AIM OF THE TASK:
Transcribe the full listing below exactly.

DATA SUPPLIED:
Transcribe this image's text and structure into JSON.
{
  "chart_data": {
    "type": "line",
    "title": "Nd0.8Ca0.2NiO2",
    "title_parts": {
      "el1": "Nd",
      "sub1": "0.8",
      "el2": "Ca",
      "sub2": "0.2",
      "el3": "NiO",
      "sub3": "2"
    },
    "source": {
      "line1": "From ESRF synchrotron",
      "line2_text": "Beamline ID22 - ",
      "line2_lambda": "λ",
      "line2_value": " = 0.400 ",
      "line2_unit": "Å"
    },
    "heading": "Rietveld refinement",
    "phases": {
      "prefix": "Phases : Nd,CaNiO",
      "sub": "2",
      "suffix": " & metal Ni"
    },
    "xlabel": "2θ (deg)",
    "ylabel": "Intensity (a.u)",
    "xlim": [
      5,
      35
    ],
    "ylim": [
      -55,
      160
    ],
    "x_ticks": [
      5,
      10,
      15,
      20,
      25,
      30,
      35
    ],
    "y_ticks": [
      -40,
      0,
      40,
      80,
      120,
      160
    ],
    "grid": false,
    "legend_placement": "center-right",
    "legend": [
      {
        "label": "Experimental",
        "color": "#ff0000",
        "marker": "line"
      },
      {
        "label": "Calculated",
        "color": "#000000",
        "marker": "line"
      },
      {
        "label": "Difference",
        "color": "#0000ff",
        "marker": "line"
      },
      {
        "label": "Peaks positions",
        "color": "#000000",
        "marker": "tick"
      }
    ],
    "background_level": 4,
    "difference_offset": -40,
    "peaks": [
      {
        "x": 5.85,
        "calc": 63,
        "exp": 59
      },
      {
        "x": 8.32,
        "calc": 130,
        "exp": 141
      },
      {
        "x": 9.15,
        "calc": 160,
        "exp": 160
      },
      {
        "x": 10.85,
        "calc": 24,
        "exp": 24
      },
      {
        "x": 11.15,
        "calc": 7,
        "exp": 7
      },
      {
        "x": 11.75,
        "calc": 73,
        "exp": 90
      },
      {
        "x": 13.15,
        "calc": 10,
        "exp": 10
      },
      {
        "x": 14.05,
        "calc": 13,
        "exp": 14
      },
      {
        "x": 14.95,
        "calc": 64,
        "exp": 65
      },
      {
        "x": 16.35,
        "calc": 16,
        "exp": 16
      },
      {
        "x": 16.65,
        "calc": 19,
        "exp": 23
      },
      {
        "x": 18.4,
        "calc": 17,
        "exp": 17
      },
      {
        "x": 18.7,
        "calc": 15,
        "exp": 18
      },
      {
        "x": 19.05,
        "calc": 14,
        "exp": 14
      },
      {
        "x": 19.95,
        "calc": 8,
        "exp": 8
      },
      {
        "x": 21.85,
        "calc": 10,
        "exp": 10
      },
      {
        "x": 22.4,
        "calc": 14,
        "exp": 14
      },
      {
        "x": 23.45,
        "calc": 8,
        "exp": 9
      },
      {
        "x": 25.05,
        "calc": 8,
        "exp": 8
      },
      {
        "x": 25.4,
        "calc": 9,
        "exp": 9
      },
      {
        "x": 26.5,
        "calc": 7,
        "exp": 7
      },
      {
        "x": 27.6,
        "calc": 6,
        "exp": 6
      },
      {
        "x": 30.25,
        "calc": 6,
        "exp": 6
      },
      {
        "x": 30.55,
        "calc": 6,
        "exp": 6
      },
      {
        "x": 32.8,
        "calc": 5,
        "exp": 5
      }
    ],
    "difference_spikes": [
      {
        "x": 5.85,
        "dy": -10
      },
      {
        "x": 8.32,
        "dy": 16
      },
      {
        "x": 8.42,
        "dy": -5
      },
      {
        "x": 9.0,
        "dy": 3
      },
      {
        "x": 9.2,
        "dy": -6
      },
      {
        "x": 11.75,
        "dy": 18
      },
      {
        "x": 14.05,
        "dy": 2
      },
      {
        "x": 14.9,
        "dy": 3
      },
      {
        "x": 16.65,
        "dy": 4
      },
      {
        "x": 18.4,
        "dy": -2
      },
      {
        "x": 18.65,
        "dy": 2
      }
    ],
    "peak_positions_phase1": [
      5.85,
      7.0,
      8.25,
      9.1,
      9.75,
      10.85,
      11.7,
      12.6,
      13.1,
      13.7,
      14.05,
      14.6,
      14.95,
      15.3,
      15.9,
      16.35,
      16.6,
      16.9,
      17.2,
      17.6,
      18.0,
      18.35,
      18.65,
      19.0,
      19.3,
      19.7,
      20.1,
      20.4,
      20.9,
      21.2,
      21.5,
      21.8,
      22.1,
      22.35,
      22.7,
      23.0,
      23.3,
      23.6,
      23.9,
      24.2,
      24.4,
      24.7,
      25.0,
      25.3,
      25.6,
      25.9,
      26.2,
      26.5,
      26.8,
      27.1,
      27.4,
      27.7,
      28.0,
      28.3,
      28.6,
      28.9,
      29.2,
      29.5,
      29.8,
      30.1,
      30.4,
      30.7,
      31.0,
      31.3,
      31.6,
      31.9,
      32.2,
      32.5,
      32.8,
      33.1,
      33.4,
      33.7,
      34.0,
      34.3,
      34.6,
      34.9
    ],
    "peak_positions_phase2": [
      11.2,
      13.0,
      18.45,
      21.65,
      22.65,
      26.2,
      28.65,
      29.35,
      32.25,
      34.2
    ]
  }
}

TASK SOLUTION:
Transcribe this image's text and structure into JSON.
{
  "chart_data": {
    "type": "line",
    "title": "Nd0.8Ca0.2NiO2",
    "title_parts": {
      "el1": "Nd",
      "sub1": "0.8",
      "el2": "Ca",
      "sub2": "0.2",
      "el3": "NiO",
      "sub3": "2"
    },
    "source": {
      "line1": "From ESRF synchrotron",
      "line2_text": "Beamline ID22 - ",
      "line2_lambda": "λ",
      "line2_value": " = 0.400 ",
      "line2_unit": "Å"
    },
    "heading": "Rietveld refinement",
    "phases": {
      "prefix": "Phases : Nd,CaNiO",
      "sub": "2",
      "suffix": " & metal Ni"
    },
    "xlabel": "2θ (deg)",
    "ylabel": "Intensity (a.u)",
    "xlim": [
      5,
      35
    ],
    "ylim": [
      -55,
      160
    ],
    "x_ticks": [
      5,
      10,
      15,
      20,
      25,
      30,
      35
    ],
    "y_ticks": [
      -40,
      0,
      40,
      80,
      120,
      160
    ],
    "grid": false,
    "legend_placement": "center-right",
    "legend": [
      {
        "label": "Experimental",
        "color": "#ff0000",
        "marker": "line"
      },
      {
        "label": "Calculated",
        "color": "#000000",
        "marker": "line"
      },
      {
        "label": "Difference",
        "color": "#0000ff",
        "marker": "line"
      },
      {
        "label": "Peaks positions",
        "color": "#000000",
        "marker": "tick"
      }
    ],
    "background_level": 4,
    "difference_offset": -40,
    "peaks": [
      {
        "x": 5.85,
        "calc": 63,
        "exp": 59
      },
      {
        "x": 8.32,
        "calc": 130,
        "exp": 141
      },
      {
        "x": 9.15,
        "calc": 160,
        "exp": 160
      },
      {
        "x": 10.85,
        "calc": 24,
        "exp": 24
      },
      {
        "x": 11.15,
        "calc": 7,
        "exp": 7
      },
      {
        "x": 11.75,
        "calc": 73,
        "exp": 90
      },
      {
        "x": 13.15,
        "calc": 10,
        "exp": 10
      },
      {
        "x": 14.05,
        "calc": 13,
        "exp": 14
      },
      {
        "x": 14.95,
        "calc": 64,
        "exp": 65
      },
      {
        "x": 16.35,
        "calc": 16,
        "exp": 16
      },
      {
        "x": 16.65,
        "calc": 19,
        "exp": 23
      },
      {
        "x": 18.4,
        "calc": 17,
        "exp": 17
      },
      {
        "x": 18.7,
        "calc": 15,
        "exp": 18
      },
      {
        "x": 19.05,
        "calc": 14,
        "exp": 14
      },
      {
        "x": 19.95,
        "calc": 8,
        "exp": 8
      },
      {
        "x": 21.85,
        "calc": 10,
        "exp": 10
      },
      {
        "x": 22.4,
        "calc": 14,
        "exp": 14
      },
      {
        "x": 23.45,
        "calc": 8,
        "exp": 9
      },
      {
        "x": 25.05,
        "calc": 8,
        "exp": 8
      },
      {
        "x": 25.4,
        "calc": 9,
        "exp": 9
      },
      {
        "x": 26.5,
        "calc": 7,
        "exp": 7
      },
      {
        "x": 27.6,
        "calc": 6,
        "exp": 6
      },
      {
        "x": 30.25,
        "calc": 6,
        "exp": 6
      },
      {
        "x": 30.55,
        "calc": 6,
        "exp": 6
      },
      {
        "x": 32.8,
        "calc": 5,
        "exp": 5
      }
    ],
    "difference_spikes": [
      {
        "x": 5.85,
        "dy": -10
      },
      {
        "x": 8.32,
        "dy": 16
      },
      {
        "x": 8.42,
        "dy": -5
      },
      {
        "x": 9.0,
        "dy": 3
      },
      {
        "x": 9.2,
        "dy": -6
      },
      {
        "x": 11.75,
        "dy": 18
      },
      {
        "x": 14.05,
        "dy": 2
      },
      {
        "x": 14.9,
        "dy": 3
      },
      {
        "x": 16.65,
        "dy": 4
      },
      {
        "x": 18.4,
        "dy": -2
      },
      {
        "x": 18.65,
        "dy": 2
      }
    ],
    "peak_positions_phase1": [
      5.85,
      7.0,
      8.25,
      9.1,
      9.75,
      10.85,
      11.7,
      12.6,
      13.1,
      13.7,
      14.05,
      14.6,
      14.95,
      15.3,
      15.9,
      16.35,
      16.6,
      16.9,
      17.2,
      17.6,
      18.0,
      18.35,
      18.65,
      19.0,
      19.3,
      19.7,
      20.1,
      20.4,
      20.9,
      21.2,
      21.5,
      21.8,
      22.1,
      22.35,
      22.7,
      23.0,
      23.3,
      23.6,
      23.9,
      24.2,
      24.4,
      24.7,
      25.0,
      25.3,
      25.6,
      25.9,
      26.2,
      26.5,
      26.8,
      27.1,
      27.4,
      27.7,
      28.0,
      28.3,
      28.6,
      28.9,
      29.2,
      29.5,
      29.8,
      30.1,
      30.4,
      30.7,
      31.0,
      31.3,
      31.6,
      31.9,
      32.2,
      32.5,
      32.8,
      33.1,
      33.4,
      33.7,
      34.0,
      34.3,
      34.6,
      34.9
    ],
    "peak_positions_phase2": [
      11.2,
      13.0,
      18.45,
      21.65,
      22.65,
      26.2,
      28.65,
      29.35,
      32.25,
      34.2
    ]
  }
}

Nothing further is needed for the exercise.